+++ SELECTED EXCERPT

Techleadz Team
Techleadz Team

Reputation: 318

ColdFusion 11 taking too much time to compile CFC

I am working on ColdFusion 11. I have a CFC file which has 20,000 line of code. Whenever I make any change in the CFC file it takes 15-20 seconds to compile. This issue doesn't occur with smaller files, like 5,000 line of code.

Is anyone else facing this issue? Do I need to reduce the file size? If yes, please suggest a solution.

Upvotes: 2

Views: 368

Answers (2)

Adrian J. Moreno
Adrian J. Moreno

Reputation: 14859

I have a CFC file which has 20,000 line of code.

That's cute. :) My previous employer has CFCs w/ 50k lines of code and more. So much that we had to <cfinclude> code into the CFCs so that Java could even compile them.

I am not talking about the page performance I am talking about the compile time. Whenever I made any change it takes 20 seconds to open the page otherwise page performance is okay.

To be clear, are you talking about loading a URL in the browser takes a lot of time after changing the CFC or opening the file in your editor?

I am using notepad++ and Dreamweaver.

Neither of these will handle large files like you have. Long ago, I used the Eclipse IDE w/ CFEclipse to edit CFML files. That IDE cannot handle large file sizes without adjusting memory settings. CF Builder has the same problem.

We converted all developers at that company to Sublime Text with the CFML plugin (literally deleted DreamWeaver from their machines). That was the only editor that could handle files of that size. You can alternately try using VS Code, which also has a CFML plugin, but I've not personally used it w/ those large files before.

++++++
+++ GIVEN RECORDS

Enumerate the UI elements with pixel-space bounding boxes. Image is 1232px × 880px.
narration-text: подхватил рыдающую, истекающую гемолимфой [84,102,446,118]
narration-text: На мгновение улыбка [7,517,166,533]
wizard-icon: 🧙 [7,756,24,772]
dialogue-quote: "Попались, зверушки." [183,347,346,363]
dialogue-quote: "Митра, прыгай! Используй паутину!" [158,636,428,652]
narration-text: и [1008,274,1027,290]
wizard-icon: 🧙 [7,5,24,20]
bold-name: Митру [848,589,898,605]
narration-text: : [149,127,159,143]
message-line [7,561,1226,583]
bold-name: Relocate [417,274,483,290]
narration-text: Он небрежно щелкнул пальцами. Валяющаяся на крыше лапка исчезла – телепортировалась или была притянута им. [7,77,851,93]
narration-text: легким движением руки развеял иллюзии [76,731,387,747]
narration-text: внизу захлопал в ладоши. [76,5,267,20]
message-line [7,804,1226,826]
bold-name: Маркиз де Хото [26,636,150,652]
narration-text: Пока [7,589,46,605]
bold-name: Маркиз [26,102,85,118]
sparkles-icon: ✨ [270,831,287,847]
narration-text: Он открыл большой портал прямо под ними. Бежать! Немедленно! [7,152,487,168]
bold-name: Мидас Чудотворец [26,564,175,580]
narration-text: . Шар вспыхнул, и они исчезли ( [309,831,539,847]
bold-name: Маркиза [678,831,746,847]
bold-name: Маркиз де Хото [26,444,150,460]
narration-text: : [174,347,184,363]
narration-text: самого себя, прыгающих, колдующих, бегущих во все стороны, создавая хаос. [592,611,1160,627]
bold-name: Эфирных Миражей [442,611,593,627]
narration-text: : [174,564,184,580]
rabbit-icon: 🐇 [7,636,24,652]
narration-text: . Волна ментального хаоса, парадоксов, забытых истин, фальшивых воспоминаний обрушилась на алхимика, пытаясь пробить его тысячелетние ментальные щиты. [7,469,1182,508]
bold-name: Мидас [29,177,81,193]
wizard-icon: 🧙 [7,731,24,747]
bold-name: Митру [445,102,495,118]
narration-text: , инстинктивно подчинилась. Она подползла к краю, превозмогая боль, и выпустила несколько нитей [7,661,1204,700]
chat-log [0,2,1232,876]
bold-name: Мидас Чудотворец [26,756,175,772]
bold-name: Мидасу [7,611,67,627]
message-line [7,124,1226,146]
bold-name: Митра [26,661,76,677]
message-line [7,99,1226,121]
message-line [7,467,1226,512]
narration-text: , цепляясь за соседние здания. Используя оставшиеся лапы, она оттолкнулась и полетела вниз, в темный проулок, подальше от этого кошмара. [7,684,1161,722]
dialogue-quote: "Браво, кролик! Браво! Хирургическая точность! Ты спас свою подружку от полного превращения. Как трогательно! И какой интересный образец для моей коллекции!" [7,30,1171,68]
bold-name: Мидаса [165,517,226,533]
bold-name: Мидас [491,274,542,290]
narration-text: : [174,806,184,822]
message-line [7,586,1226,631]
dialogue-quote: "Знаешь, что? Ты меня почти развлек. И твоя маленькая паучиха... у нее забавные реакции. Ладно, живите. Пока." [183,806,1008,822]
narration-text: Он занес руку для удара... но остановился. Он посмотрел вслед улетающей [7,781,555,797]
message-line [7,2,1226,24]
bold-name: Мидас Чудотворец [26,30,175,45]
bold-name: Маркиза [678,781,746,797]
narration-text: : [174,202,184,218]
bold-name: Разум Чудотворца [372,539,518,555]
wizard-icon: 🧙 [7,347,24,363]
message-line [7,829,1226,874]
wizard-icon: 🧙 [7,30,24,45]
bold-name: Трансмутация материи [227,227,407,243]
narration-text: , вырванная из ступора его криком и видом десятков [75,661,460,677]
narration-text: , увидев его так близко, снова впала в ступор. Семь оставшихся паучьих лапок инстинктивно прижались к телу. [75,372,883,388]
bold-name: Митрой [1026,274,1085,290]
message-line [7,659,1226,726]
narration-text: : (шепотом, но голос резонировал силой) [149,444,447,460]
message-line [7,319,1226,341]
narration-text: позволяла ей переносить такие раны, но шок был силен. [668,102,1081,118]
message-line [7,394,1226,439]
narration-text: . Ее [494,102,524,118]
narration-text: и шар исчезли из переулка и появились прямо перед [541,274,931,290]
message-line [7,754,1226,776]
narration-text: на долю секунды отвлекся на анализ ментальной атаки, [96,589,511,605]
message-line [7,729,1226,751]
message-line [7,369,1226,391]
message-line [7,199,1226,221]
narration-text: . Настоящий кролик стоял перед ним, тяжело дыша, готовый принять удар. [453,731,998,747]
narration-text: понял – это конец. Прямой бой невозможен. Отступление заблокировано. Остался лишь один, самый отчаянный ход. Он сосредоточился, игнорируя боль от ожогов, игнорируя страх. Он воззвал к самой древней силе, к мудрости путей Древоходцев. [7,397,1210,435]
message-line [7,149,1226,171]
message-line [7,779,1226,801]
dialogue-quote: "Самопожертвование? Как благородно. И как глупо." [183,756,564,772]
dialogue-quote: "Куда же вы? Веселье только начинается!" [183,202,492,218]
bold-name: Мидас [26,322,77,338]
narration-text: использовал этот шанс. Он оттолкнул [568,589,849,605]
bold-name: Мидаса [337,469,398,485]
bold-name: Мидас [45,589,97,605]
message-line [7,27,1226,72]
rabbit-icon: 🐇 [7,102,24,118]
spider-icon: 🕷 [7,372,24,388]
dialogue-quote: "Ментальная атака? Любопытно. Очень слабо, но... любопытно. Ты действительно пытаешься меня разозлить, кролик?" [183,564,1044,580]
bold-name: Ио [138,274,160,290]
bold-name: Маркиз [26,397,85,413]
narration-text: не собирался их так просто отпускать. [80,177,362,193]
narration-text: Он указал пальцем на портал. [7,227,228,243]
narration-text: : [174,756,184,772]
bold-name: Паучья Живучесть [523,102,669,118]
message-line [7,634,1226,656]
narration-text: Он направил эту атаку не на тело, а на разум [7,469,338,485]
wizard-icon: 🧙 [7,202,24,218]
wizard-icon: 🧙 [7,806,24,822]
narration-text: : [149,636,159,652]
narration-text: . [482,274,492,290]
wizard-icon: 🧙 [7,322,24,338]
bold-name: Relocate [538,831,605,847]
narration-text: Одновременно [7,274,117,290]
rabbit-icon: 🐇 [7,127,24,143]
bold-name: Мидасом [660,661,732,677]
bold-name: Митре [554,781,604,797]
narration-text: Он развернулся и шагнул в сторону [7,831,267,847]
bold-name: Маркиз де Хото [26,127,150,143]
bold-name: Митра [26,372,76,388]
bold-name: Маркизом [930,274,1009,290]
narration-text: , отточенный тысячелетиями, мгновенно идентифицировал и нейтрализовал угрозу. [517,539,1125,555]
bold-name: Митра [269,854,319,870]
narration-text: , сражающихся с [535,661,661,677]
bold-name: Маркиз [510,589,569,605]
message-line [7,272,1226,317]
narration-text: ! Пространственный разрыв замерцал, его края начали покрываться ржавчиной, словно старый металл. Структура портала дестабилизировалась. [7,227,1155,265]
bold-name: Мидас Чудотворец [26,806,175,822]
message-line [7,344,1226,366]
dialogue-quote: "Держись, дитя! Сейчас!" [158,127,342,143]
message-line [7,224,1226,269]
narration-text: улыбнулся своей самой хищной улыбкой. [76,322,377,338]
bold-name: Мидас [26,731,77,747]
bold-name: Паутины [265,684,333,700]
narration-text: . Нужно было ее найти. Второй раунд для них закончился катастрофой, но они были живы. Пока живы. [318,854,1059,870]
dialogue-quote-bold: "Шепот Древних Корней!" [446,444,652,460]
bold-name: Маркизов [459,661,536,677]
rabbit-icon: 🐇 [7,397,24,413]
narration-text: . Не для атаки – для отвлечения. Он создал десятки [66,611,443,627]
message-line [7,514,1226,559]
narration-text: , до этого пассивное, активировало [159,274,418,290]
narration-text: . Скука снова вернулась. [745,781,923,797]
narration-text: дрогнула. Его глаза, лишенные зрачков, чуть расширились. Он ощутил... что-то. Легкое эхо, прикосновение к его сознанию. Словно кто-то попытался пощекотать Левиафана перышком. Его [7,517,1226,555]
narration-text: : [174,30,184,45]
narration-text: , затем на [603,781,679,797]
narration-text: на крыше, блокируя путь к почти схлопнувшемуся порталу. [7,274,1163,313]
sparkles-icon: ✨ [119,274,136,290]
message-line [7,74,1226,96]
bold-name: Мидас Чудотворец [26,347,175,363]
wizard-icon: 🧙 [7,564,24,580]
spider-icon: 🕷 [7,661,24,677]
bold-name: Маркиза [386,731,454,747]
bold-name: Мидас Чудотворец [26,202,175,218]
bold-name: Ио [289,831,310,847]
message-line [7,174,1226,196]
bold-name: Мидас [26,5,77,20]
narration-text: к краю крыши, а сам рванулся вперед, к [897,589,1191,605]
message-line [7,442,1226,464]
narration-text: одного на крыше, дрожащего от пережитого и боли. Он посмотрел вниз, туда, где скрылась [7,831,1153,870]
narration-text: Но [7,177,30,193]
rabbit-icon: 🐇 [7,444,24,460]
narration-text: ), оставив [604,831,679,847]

++++++

WHAT TO DO
A. From the ColdFusion compile-time thread, return the passage from "I am using notepad++" up to and including "large files before.".
B. Resume the ColdFusion compile-time thread, continuing from its last sentence.
The listing above comes from a separate source.

TASK-BY-TASK RESULTS
A.
I am using notepad++ and Dreamweaver.

Neither of these will handle large files like you have. Long ago, I used the Eclipse IDE w/ CFEclipse to edit CFML files. That IDE cannot handle large file sizes without adjusting memory settings. CF Builder has the same problem.

We converted all developers at that company to Sublime Text with the CFML plugin (literally deleted DreamWeaver from their machines). That was the only editor that could handle files of that size. You can alternately try using VS Code, which also has a CFML plugin, but I've not personally used it w/ those large files before.

B.
Update

Since you're talking about the page load speed in the browser, once the change has been made to the CFC, the first page load that calls that CFC will compile it to a Java class file which gets cached by the server. The next page load will reference the compiled Java class and should be faster by a (sometimes) negligible amount. If the CFC is not cached in your application scope, then the object has to be created in memory with each page load, but that shouldn't take very long, especially in post-CF-9 versions of Adobe CF.

If your page load is slow, turn on debugging and figure out where your bottleneck actually exists. You've got a slow query, too many queries, too large loops, trying to fetch and render too much data or something else that's slowing things down.

Upvotes: 2

Alex
Alex

Reputation: 7833

I can confirm your observation. Compiling CFML to Bytecode can take quite some time. Your only option to minimize the noise on every code change in development, is by reducing the complexity of your component and split it into multiple sub components. To be honest with you: 20k lines of code sounds like a God object to me. Consider separating functionalities and inject dependencies. This will reduce the need to compile everything all over again and instead only compile sub components you actually changed. Only you can tell how to refactor your code though. Good luck.